-- Start of Data for this exercise --
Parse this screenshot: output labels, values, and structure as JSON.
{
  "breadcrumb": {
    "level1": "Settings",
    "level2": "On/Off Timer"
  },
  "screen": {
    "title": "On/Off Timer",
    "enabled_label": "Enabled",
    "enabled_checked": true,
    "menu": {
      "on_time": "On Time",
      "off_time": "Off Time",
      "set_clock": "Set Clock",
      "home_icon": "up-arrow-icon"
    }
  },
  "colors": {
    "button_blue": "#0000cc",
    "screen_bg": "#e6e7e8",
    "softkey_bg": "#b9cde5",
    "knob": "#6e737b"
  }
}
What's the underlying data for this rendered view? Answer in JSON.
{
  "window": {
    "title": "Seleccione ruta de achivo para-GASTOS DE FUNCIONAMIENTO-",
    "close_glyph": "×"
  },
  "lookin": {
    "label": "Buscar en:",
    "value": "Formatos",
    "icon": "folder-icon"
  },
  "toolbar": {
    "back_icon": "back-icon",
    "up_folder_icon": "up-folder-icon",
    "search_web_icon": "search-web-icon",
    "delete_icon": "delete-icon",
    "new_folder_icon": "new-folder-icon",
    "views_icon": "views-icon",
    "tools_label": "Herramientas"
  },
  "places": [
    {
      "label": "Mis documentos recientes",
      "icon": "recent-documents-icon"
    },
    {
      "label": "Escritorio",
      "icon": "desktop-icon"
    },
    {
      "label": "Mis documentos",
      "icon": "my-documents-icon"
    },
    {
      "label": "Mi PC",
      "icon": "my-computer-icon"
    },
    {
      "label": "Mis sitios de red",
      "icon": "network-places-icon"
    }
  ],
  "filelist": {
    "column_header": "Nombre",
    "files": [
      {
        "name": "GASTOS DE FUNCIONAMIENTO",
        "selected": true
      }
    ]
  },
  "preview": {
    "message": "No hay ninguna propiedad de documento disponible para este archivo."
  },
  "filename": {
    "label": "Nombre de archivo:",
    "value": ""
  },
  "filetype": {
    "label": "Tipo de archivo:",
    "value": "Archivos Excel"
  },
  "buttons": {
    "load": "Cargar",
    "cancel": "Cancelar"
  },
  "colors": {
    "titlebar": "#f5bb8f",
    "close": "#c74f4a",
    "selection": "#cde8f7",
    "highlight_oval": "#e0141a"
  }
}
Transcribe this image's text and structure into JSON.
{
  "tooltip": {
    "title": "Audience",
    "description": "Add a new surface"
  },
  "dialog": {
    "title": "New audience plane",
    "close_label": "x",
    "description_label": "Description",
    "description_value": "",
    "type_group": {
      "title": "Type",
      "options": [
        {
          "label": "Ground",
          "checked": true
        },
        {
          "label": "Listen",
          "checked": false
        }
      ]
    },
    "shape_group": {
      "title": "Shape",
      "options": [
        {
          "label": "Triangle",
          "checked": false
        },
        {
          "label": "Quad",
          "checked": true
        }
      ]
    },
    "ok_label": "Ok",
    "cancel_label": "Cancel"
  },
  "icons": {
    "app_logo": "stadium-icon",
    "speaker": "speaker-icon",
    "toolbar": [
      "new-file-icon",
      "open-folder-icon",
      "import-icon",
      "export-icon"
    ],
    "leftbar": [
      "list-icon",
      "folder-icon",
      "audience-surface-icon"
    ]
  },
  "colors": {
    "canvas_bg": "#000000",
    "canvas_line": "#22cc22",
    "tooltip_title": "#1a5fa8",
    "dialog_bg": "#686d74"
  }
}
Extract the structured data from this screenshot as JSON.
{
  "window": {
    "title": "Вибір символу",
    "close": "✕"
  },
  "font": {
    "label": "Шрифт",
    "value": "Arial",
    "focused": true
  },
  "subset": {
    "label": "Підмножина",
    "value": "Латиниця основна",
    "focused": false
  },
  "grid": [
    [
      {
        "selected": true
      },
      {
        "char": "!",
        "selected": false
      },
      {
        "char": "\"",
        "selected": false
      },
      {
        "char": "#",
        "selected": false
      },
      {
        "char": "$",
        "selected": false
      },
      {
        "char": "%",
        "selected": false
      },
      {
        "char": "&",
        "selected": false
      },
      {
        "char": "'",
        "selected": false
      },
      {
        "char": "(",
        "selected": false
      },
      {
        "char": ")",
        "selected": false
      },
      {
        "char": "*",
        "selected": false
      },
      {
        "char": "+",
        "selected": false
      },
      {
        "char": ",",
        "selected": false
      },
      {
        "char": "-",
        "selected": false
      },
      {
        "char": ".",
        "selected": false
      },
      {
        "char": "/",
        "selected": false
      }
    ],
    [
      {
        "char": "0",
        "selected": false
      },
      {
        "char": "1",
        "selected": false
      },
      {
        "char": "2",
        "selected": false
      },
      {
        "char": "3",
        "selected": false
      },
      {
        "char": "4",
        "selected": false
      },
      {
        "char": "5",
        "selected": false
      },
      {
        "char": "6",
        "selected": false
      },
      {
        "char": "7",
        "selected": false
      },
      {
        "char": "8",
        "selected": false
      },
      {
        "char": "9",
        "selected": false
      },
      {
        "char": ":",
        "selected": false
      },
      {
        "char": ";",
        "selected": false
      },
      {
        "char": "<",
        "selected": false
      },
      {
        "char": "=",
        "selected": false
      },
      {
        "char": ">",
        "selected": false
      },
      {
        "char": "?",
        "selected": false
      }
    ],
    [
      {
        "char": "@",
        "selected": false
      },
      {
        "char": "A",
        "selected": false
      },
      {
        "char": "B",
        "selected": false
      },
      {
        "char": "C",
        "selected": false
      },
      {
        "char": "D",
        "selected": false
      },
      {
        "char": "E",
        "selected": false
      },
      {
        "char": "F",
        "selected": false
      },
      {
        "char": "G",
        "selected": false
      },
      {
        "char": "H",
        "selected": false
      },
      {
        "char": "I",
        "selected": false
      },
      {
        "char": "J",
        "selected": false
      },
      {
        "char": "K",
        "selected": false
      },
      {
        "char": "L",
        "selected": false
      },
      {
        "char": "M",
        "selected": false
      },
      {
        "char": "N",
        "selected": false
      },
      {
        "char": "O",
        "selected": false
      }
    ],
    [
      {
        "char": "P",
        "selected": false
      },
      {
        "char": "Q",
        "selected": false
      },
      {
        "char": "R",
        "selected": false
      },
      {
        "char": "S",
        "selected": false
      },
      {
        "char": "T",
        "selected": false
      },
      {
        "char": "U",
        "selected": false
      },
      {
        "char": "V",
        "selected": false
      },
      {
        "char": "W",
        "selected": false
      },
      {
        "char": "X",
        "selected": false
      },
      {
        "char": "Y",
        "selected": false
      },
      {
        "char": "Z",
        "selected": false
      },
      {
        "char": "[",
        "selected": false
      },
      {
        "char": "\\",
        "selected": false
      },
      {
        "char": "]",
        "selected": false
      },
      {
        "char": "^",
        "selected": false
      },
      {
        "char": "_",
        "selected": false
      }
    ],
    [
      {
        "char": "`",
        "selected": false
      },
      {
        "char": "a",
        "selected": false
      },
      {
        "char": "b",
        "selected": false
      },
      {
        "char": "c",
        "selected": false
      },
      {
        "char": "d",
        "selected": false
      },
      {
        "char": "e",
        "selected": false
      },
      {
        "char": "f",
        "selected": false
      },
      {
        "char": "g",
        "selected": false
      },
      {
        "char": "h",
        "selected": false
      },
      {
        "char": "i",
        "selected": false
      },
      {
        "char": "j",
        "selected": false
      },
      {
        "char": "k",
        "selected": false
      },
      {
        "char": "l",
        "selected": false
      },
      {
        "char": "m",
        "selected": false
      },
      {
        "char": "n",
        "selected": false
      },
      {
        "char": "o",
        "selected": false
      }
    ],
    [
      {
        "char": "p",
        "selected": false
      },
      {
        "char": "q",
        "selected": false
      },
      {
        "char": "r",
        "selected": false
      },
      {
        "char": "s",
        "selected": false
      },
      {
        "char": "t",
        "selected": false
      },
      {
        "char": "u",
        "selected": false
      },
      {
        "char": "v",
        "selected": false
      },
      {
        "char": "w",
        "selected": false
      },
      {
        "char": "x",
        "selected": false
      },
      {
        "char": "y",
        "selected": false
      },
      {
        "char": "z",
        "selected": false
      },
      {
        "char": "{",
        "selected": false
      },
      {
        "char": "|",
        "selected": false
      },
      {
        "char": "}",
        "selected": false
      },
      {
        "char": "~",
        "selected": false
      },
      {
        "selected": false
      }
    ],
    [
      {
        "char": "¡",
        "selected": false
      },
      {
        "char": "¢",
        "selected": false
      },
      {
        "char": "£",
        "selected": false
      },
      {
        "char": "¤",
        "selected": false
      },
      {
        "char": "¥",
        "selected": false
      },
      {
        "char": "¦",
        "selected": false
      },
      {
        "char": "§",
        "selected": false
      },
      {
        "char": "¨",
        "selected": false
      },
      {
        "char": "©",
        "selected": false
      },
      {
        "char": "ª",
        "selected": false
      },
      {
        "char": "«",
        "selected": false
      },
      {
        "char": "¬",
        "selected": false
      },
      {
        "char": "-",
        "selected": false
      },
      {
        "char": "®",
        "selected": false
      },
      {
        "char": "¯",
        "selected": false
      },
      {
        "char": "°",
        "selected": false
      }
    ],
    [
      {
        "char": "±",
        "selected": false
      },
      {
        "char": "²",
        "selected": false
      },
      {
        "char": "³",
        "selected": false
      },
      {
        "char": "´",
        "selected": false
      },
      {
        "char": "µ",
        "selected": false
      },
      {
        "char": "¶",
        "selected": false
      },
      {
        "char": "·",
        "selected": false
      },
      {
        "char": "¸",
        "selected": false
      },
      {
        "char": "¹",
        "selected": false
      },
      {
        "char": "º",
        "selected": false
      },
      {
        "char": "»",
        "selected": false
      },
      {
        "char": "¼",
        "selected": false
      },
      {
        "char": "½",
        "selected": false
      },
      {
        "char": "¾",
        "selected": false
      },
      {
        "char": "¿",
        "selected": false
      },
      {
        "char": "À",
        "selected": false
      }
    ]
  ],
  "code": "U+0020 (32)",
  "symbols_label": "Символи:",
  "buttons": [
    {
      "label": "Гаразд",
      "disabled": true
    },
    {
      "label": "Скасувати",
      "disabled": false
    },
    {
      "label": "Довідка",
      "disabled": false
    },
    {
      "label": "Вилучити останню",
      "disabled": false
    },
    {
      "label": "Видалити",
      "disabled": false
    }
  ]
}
-- End of Data for this exercise --
- What is being asked
Examine the data above and state how many of its lines contain the word "Timer", with no further remarks.

- Reply to the exercise
2